__Goal of the exercise__:
Give every line again exactly as it appears, please, but not the pictures.

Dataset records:
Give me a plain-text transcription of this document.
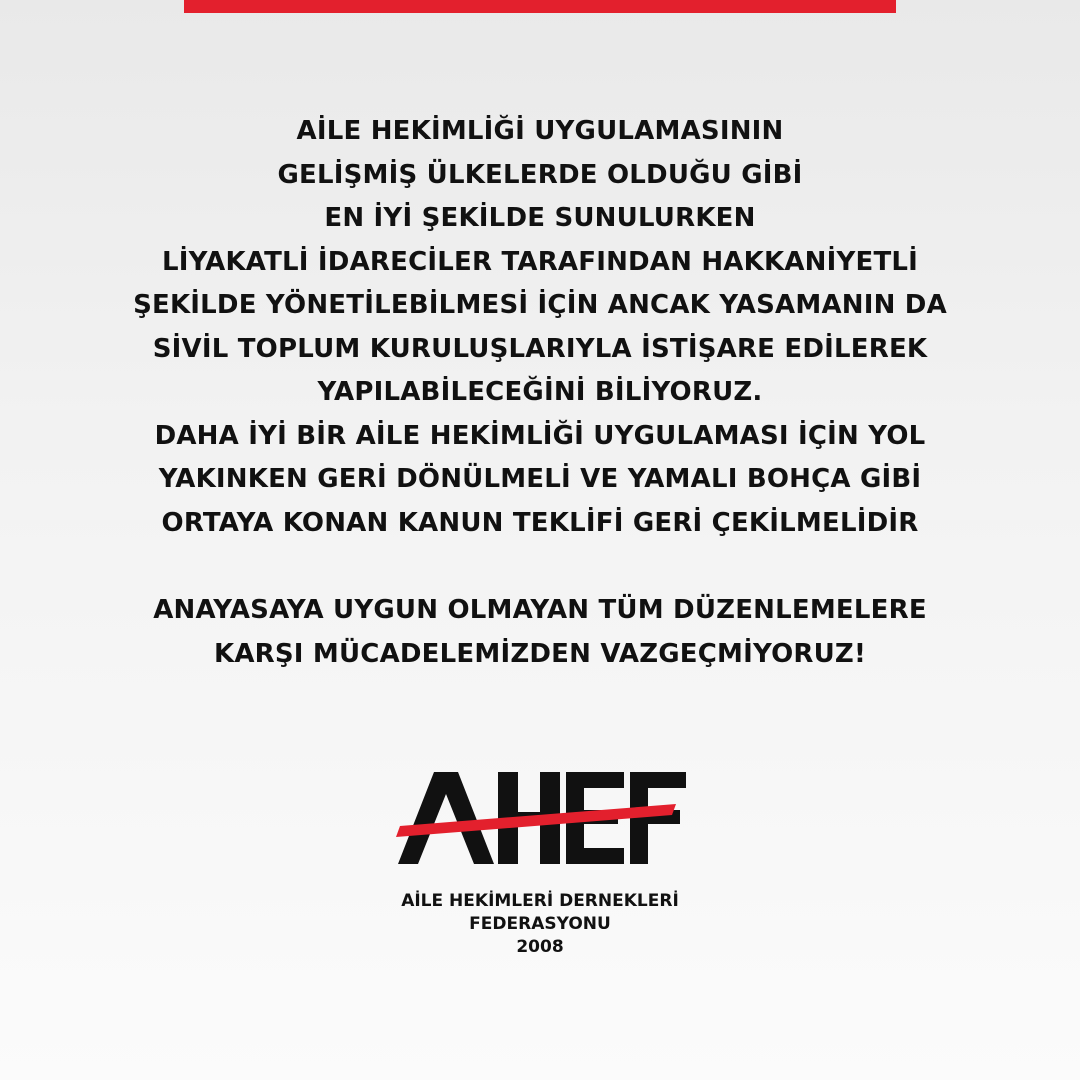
AİLE HEKİMLİĞİ UYGULAMASININ
GELİŞMİŞ ÜLKELERDE OLDUĞU GİBİ
EN İYİ ŞEKİLDE SUNULURKEN
LİYAKATLİ İDARECİLER TARAFINDAN HAKKANİYETLİ
ŞEKİLDE YÖNETİLEBİLMESİ İÇİN ANCAK YASAMANIN DA
SİVİL TOPLUM KURULUŞLARIYLA İSTİŞARE EDİLEREK
YAPILABİLECEĞİNİ BİLİYORUZ.
DAHA İYİ BİR AİLE HEKİMLİĞİ UYGULAMASI İÇİN YOL
YAKINKEN GERİ DÖNÜLMELİ VE YAMALI BOHÇA GİBİ
ORTAYA KONAN KANUN TEKLİFİ GERİ ÇEKİLMELİDİR
ANAYASAYA UYGUN OLMAYAN TÜM DÜZENLEMELERE
KARŞI MÜCADELEMİZDEN VAZGEÇMİYORUZ!
AİLE HEKİMLERİ DERNEKLERİ
FEDERASYONU
2008
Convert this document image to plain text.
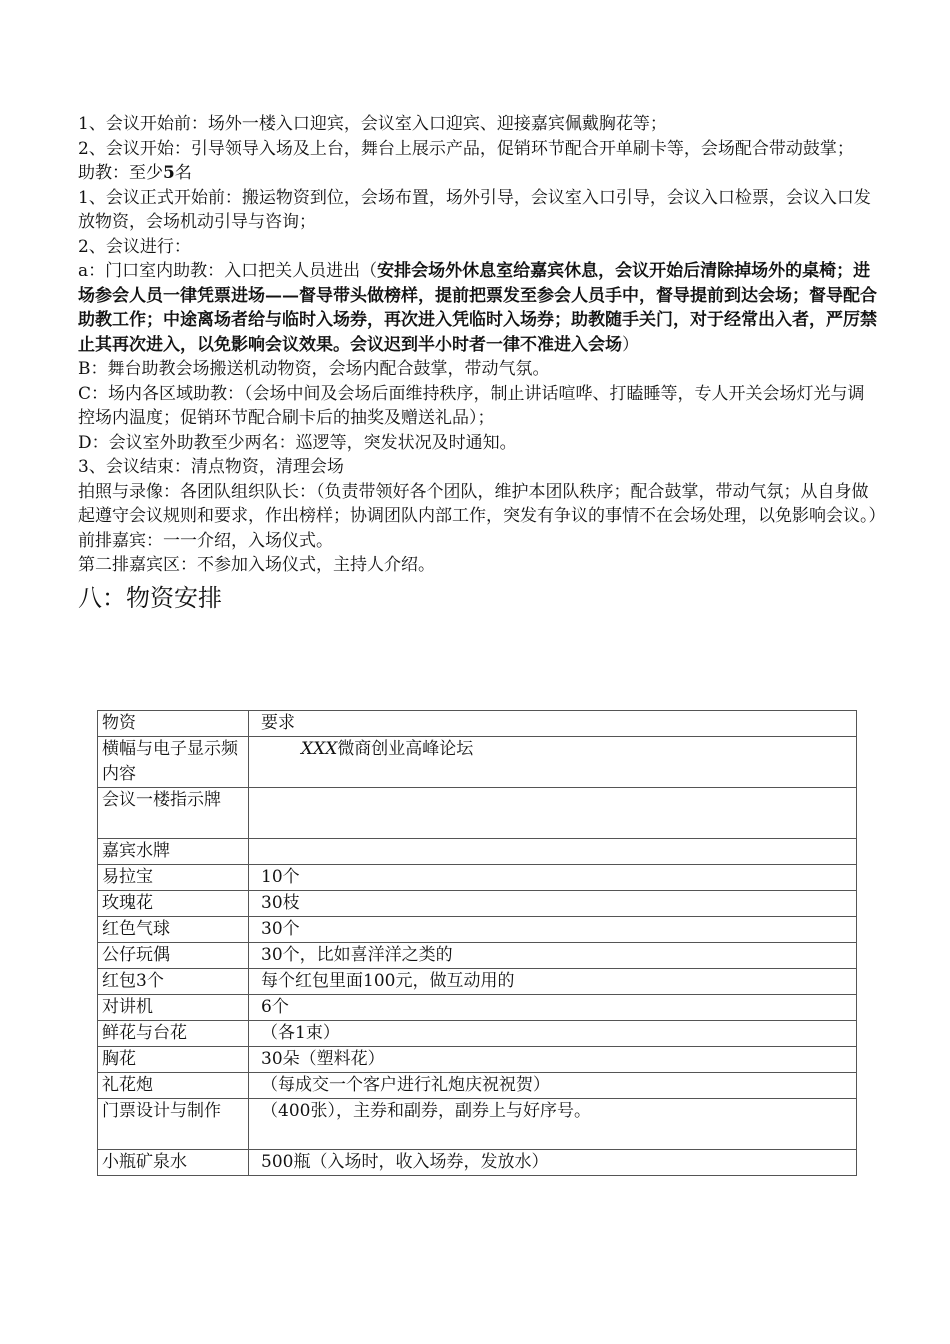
1、会议开始前：场外一楼入口迎宾，会议室入口迎宾、迎接嘉宾佩戴胸花等；

2、会议开始：引导领导入场及上台，舞台上展示产品，促销环节配合开单刷卡等，会场配合带动鼓掌；

助教：至少5名

1、会议正式开始前：搬运物资到位，会场布置，场外引导，会议室入口引导，会议入口检票，会议入口发放物资，会场机动引导与咨询；

2、会议进行：

a：门口室内助教：入口把关人员进出（安排会场外休息室给嘉宾休息，会议开始后清除掉场外的桌椅；进场参会人员一律凭票进场——督导带头做榜样，提前把票发至参会人员手中，督导提前到达会场；督导配合助教工作；中途离场者给与临时入场券，再次进入凭临时入场券；助教随手关门，对于经常出入者，严厉禁止其再次进入，以免影响会议效果。会议迟到半小时者一律不准进入会场）

B：舞台助教会场搬送机动物资，会场内配合鼓掌，带动气氛。

C：场内各区域助教：（会场中间及会场后面维持秩序，制止讲话喧哗、打瞌睡等，专人开关会场灯光与调控场内温度；促销环节配合刷卡后的抽奖及赠送礼品）；

D：会议室外助教至少两名：巡逻等，突发状况及时通知。

3、会议结束：清点物资，清理会场

拍照与录像：各团队组织队长：（负责带领好各个团队，维护本团队秩序；配合鼓掌，带动气氛；从自身做起遵守会议规则和要求，作出榜样；协调团队内部工作，突发有争议的事情不在会场处理，以免影响会议。）

前排嘉宾：一一介绍，入场仪式。

第二排嘉宾区：不参加入场仪式，主持人介绍。

八：物资安排
物资	要求
横幅与电子显示频内容	XXX微商创业高峰论坛
会议一楼指示牌	
嘉宾水牌	
易拉宝	10个
玫瑰花	30枝
红色气球	30个
公仔玩偶	30个，比如喜洋洋之类的
红包3个	每个红包里面100元，做互动用的
对讲机	6个
鲜花与台花	（各1束）
胸花	30朵（塑料花）
礼花炮	（每成交一个客户进行礼炮庆祝祝贺）
门票设计与制作	（400张），主券和副券，副券上与好序号。
小瓶矿泉水	500瓶（入场时，收入场券，发放水）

__Task answer__:
Give me a plain-text transcription of this document.
AİLE HEKİMLİĞİ UYGULAMASININ
GELİŞMİŞ ÜLKELERDE OLDUĞU GİBİ
EN İYİ ŞEKİLDE SUNULURKEN
LİYAKATLİ İDARECİLER TARAFINDAN HAKKANİYETLİ
ŞEKİLDE YÖNETİLEBİLMESİ İÇİN ANCAK YASAMANIN DA
SİVİL TOPLUM KURULUŞLARIYLA İSTİŞARE EDİLEREK
YAPILABİLECEĞİNİ BİLİYORUZ.
DAHA İYİ BİR AİLE HEKİMLİĞİ UYGULAMASI İÇİN YOL
YAKINKEN GERİ DÖNÜLMELİ VE YAMALI BOHÇA GİBİ
ORTAYA KONAN KANUN TEKLİFİ GERİ ÇEKİLMELİDİR
ANAYASAYA UYGUN OLMAYAN TÜM DÜZENLEMELERE
KARŞI MÜCADELEMİZDEN VAZGEÇMİYORUZ!
AİLE HEKİMLERİ DERNEKLERİ
FEDERASYONU
2008
Convert this document image to plain text.
1、会议开始前：场外一楼入口迎宾，会议室入口迎宾、迎接嘉宾佩戴胸花等；

2、会议开始：引导领导入场及上台，舞台上展示产品，促销环节配合开单刷卡等，会场配合带动鼓掌；

助教：至少5名

1、会议正式开始前：搬运物资到位，会场布置，场外引导，会议室入口引导，会议入口检票，会议入口发放物资，会场机动引导与咨询；

2、会议进行：

a：门口室内助教：入口把关人员进出（安排会场外休息室给嘉宾休息，会议开始后清除掉场外的桌椅；进场参会人员一律凭票进场——督导带头做榜样，提前把票发至参会人员手中，督导提前到达会场；督导配合助教工作；中途离场者给与临时入场券，再次进入凭临时入场券；助教随手关门，对于经常出入者，严厉禁止其再次进入，以免影响会议效果。会议迟到半小时者一律不准进入会场）

B：舞台助教会场搬送机动物资，会场内配合鼓掌，带动气氛。

C：场内各区域助教：（会场中间及会场后面维持秩序，制止讲话喧哗、打瞌睡等，专人开关会场灯光与调控场内温度；促销环节配合刷卡后的抽奖及赠送礼品）；

D：会议室外助教至少两名：巡逻等，突发状况及时通知。

3、会议结束：清点物资，清理会场

拍照与录像：各团队组织队长：（负责带领好各个团队，维护本团队秩序；配合鼓掌，带动气氛；从自身做起遵守会议规则和要求，作出榜样；协调团队内部工作，突发有争议的事情不在会场处理，以免影响会议。）

前排嘉宾：一一介绍，入场仪式。

第二排嘉宾区：不参加入场仪式，主持人介绍。

八：物资安排
物资	要求
横幅与电子显示频内容	XXX微商创业高峰论坛
会议一楼指示牌	
嘉宾水牌	
易拉宝	10个
玫瑰花	30枝
红色气球	30个
公仔玩偶	30个，比如喜洋洋之类的
红包3个	每个红包里面100元，做互动用的
对讲机	6个
鲜花与台花	（各1束）
胸花	30朵（塑料花）
礼花炮	（每成交一个客户进行礼炮庆祝祝贺）
门票设计与制作	（400张），主券和副券，副券上与好序号。
小瓶矿泉水	500瓶（入场时，收入场券，发放水）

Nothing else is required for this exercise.